▶ **What is required**: Copy all the entries word for word, but omit the pictures.

▶ **Records shown**:

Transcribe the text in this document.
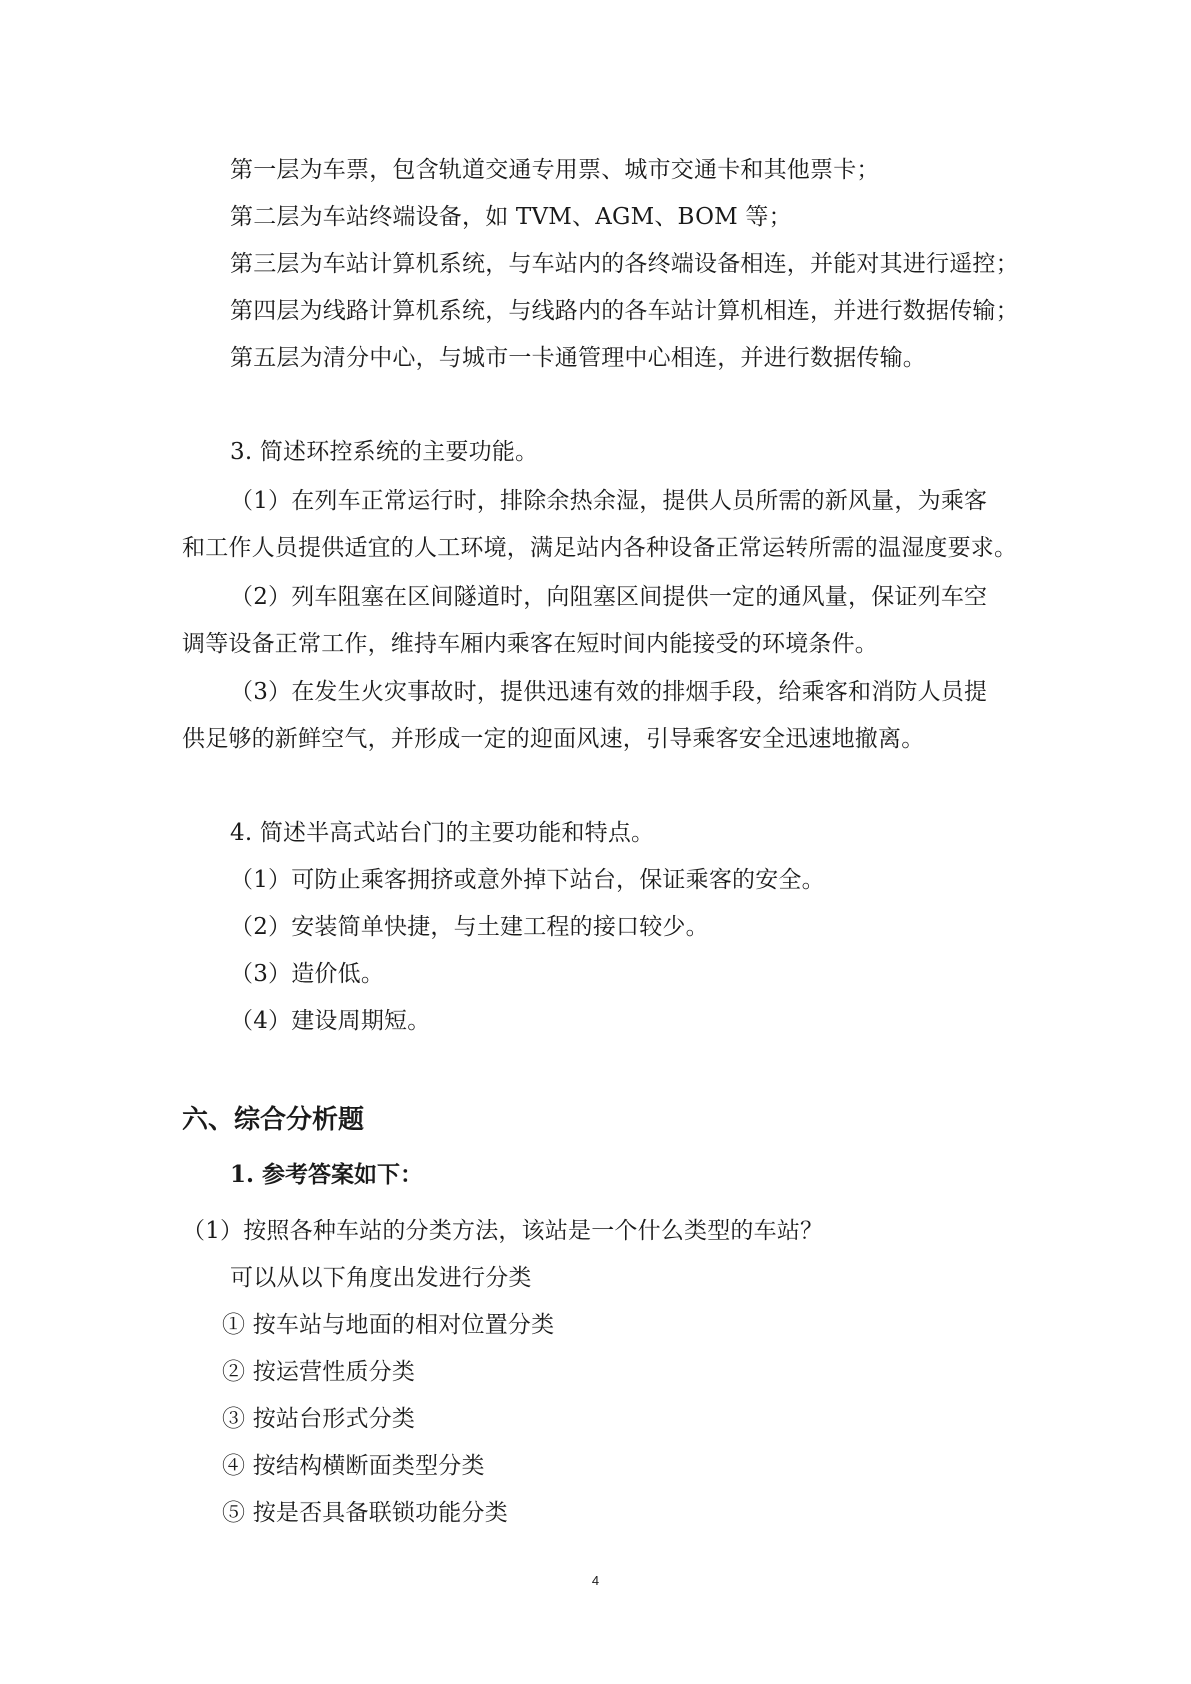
第一层为车票，包含轨道交通专用票、城市交通卡和其他票卡；
第二层为车站终端设备，如 TVM、AGM、BOM 等；
第三层为车站计算机系统，与车站内的各终端设备相连，并能对其进行遥控；
第四层为线路计算机系统，与线路内的各车站计算机相连，并进行数据传输；
第五层为清分中心，与城市一卡通管理中心相连，并进行数据传输。
3. 简述环控系统的主要功能。
（1）在列车正常运行时，排除余热余湿，提供人员所需的新风量，为乘客
和工作人员提供适宜的人工环境，满足站内各种设备正常运转所需的温湿度要求。
（2）列车阻塞在区间隧道时，向阻塞区间提供一定的通风量，保证列车空
调等设备正常工作，维持车厢内乘客在短时间内能接受的环境条件。
（3）在发生火灾事故时，提供迅速有效的排烟手段，给乘客和消防人员提
供足够的新鲜空气，并形成一定的迎面风速，引导乘客安全迅速地撤离。
4. 简述半高式站台门的主要功能和特点。
（1）可防止乘客拥挤或意外掉下站台，保证乘客的安全。
（2）安装简单快捷，与土建工程的接口较少。
（3）造价低。
（4）建设周期短。
六、综合分析题
1. 参考答案如下：
（1）按照各种车站的分类方法，该站是一个什么类型的车站？
可以从以下角度出发进行分类
① 按车站与地面的相对位置分类
② 按运营性质分类
③ 按站台形式分类
④ 按结构横断面类型分类
⑤ 按是否具备联锁功能分类
4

▶ **Expected answer**:
Transcribe the text in this document.
第一层为车票，包含轨道交通专用票、城市交通卡和其他票卡；
第二层为车站终端设备，如 TVM、AGM、BOM 等；
第三层为车站计算机系统，与车站内的各终端设备相连，并能对其进行遥控；
第四层为线路计算机系统，与线路内的各车站计算机相连，并进行数据传输；
第五层为清分中心，与城市一卡通管理中心相连，并进行数据传输。
3. 简述环控系统的主要功能。
（1）在列车正常运行时，排除余热余湿，提供人员所需的新风量，为乘客
和工作人员提供适宜的人工环境，满足站内各种设备正常运转所需的温湿度要求。
（2）列车阻塞在区间隧道时，向阻塞区间提供一定的通风量，保证列车空
调等设备正常工作，维持车厢内乘客在短时间内能接受的环境条件。
（3）在发生火灾事故时，提供迅速有效的排烟手段，给乘客和消防人员提
供足够的新鲜空气，并形成一定的迎面风速，引导乘客安全迅速地撤离。
4. 简述半高式站台门的主要功能和特点。
（1）可防止乘客拥挤或意外掉下站台，保证乘客的安全。
（2）安装简单快捷，与土建工程的接口较少。
（3）造价低。
（4）建设周期短。
六、综合分析题
1. 参考答案如下：
（1）按照各种车站的分类方法，该站是一个什么类型的车站？
可以从以下角度出发进行分类
① 按车站与地面的相对位置分类
② 按运营性质分类
③ 按站台形式分类
④ 按结构横断面类型分类
⑤ 按是否具备联锁功能分类
4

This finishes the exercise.